▶ [原文]

══════════

また、CNBCのコンテンツの中では、さほど触れられていない大統領の特権ともいえる「大統領」(Presidential Order)については、「4. 大統領について」で情報補足しています。ご参考下さい。

[主なサブテーマ]

  • 大統領と経済施策の関係

  • 政策立案者にとっての経済施策

  • 大統領の影響力とその限界

  • 大統領への期待と生活者心理

  • 大統領令の存在と在り方について



1. イントロダクション


アメリカ大統領が経済に与える影響


アメリカ人の50%が、2024年大統領選挙の結果が自分の個人財政に直接影響を及ぼすと考えています。また、有権者の約99%が、経済が次期大統領を選ぶ際の重要な要素であると答えています。
 

米国の登録有権者における投票決定に対する経済の重要性
(非常に重要: 52%、とても重要: 38%、やや重要: 9%、重要でない: 1%)


有権者は間違いなく、経済を大統領の評価基準にしています。日々の生活の中で、銀行口座の残高や食料品の支出など、身近に経済を実感する機会が多いからです。そして「一体、誰がこのことを左右しているのか?」と自然に考えるようになります。結果として、人々は大統領をまるでカーテンの裏でレバーを操作する経済の魔術師のように感じてしまうことがあるのです。しかし現実には、大統領はむしろルーレットの球のような存在で、自分の任期がうまくいくように必死に祈っているような存在なのです。

══════════

▶ [抽出データ]
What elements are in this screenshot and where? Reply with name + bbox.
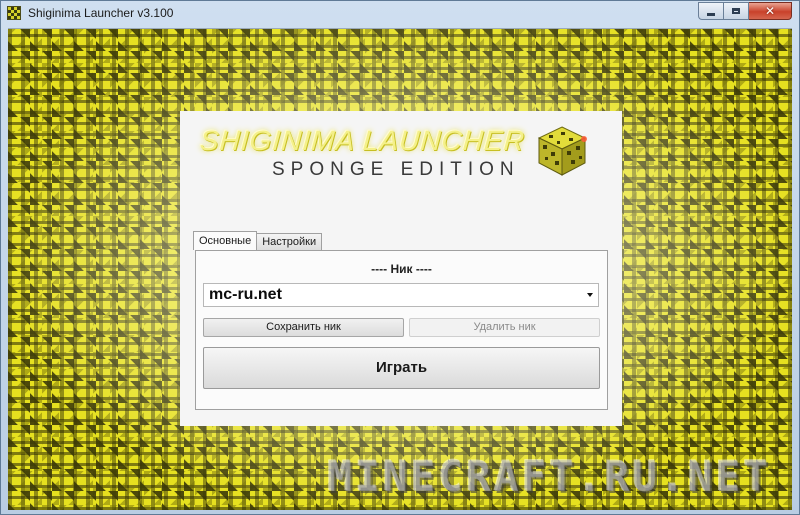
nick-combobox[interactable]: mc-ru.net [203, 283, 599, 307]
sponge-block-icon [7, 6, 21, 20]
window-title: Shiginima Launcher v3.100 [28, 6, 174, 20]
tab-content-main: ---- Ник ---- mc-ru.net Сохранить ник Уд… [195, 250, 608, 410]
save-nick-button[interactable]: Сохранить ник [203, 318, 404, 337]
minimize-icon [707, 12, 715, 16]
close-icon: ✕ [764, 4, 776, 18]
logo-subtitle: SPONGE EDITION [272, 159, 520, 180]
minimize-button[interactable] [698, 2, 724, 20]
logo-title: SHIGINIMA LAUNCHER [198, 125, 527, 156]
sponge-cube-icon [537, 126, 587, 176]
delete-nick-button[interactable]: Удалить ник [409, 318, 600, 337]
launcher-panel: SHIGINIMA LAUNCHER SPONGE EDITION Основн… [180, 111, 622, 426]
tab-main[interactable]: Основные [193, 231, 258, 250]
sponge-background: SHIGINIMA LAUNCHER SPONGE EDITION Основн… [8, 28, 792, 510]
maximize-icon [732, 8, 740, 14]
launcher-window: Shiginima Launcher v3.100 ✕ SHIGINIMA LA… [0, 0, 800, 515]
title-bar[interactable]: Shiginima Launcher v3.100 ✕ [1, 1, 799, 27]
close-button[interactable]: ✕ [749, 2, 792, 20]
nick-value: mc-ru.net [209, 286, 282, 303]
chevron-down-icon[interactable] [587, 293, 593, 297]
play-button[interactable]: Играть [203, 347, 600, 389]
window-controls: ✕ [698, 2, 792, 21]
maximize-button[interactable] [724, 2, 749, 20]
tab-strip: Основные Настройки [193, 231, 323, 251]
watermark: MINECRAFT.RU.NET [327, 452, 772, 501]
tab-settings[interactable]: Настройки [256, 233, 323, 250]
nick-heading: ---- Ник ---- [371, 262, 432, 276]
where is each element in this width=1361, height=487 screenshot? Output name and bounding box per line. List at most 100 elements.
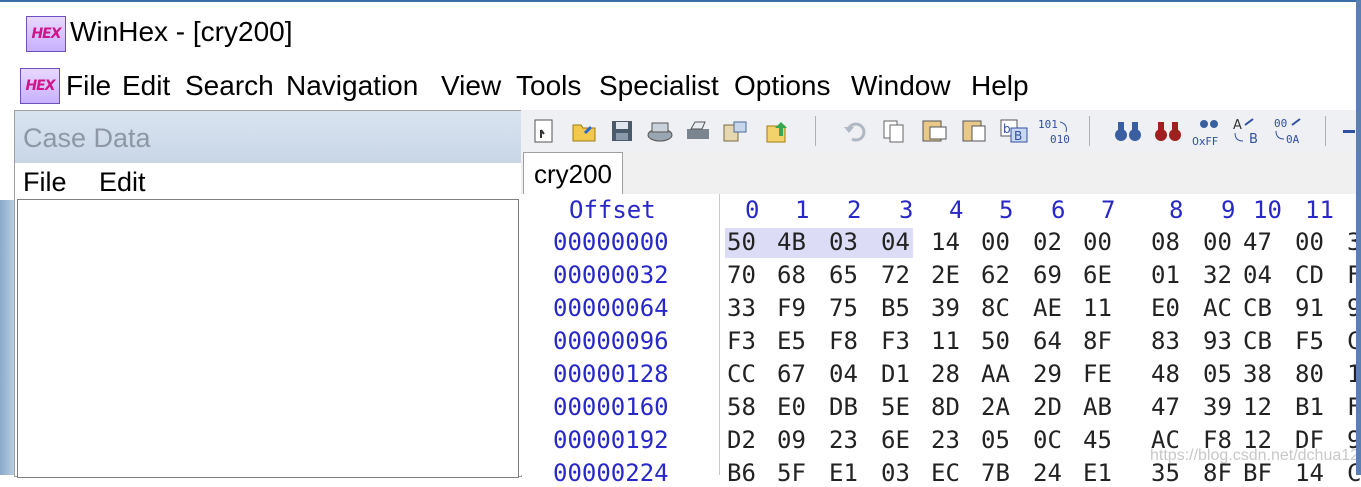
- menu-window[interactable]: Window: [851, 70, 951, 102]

══════════

▶ [実施する作業]
(a) 原文のうち「アメリカ大統領が経済に与える影響」から「っているような存在なのです。」までの部分を、両端も含めて一字一句そのまま書き写してもらえますか?
(b) 原文について、次の問いに答えてください。
(i) 2024年大統領選挙の結果が自分の個人財政に直接影響を及ぼすと考えているアメリカ人は何%ですか?
(ii) 投票決定における経済の重要性について「非常に重要」と答えた米国の登録有権者は何%ですか?
(iii) 現実の大統領は、何のような存在にたとえられていますか?

▶ [作業ごとの回答]
(a)
アメリカ大統領が経済に与える影響


アメリカ人の50%が、2024年大統領選挙の結果が自分の個人財政に直接影響を及ぼすと考えています。また、有権者の約99%が、経済が次期大統領を選ぶ際の重要な要素であると答えています。
 

米国の登録有権者における投票決定に対する経済の重要性
(非常に重要: 52%、とても重要: 38%、やや重要: 9%、重要でない: 1%)


有権者は間違いなく、経済を大統領の評価基準にしています。日々の生活の中で、銀行口座の残高や食料品の支出など、身近に経済を実感する機会が多いからです。そして「一体、誰がこのことを左右しているのか?」と自然に考えるようになります。結果として、人々は大統領をまるでカーテンの裏でレバーを操作する経済の魔術師のように感じてしまうことがあるのです。しかし現実には、大統領はむしろルーレットの球のような存在で、自分の任期がうまくいくように必死に祈っているような存在なのです。

(b)
(i) 50%
(ii) 52%
(iii) ルーレットの球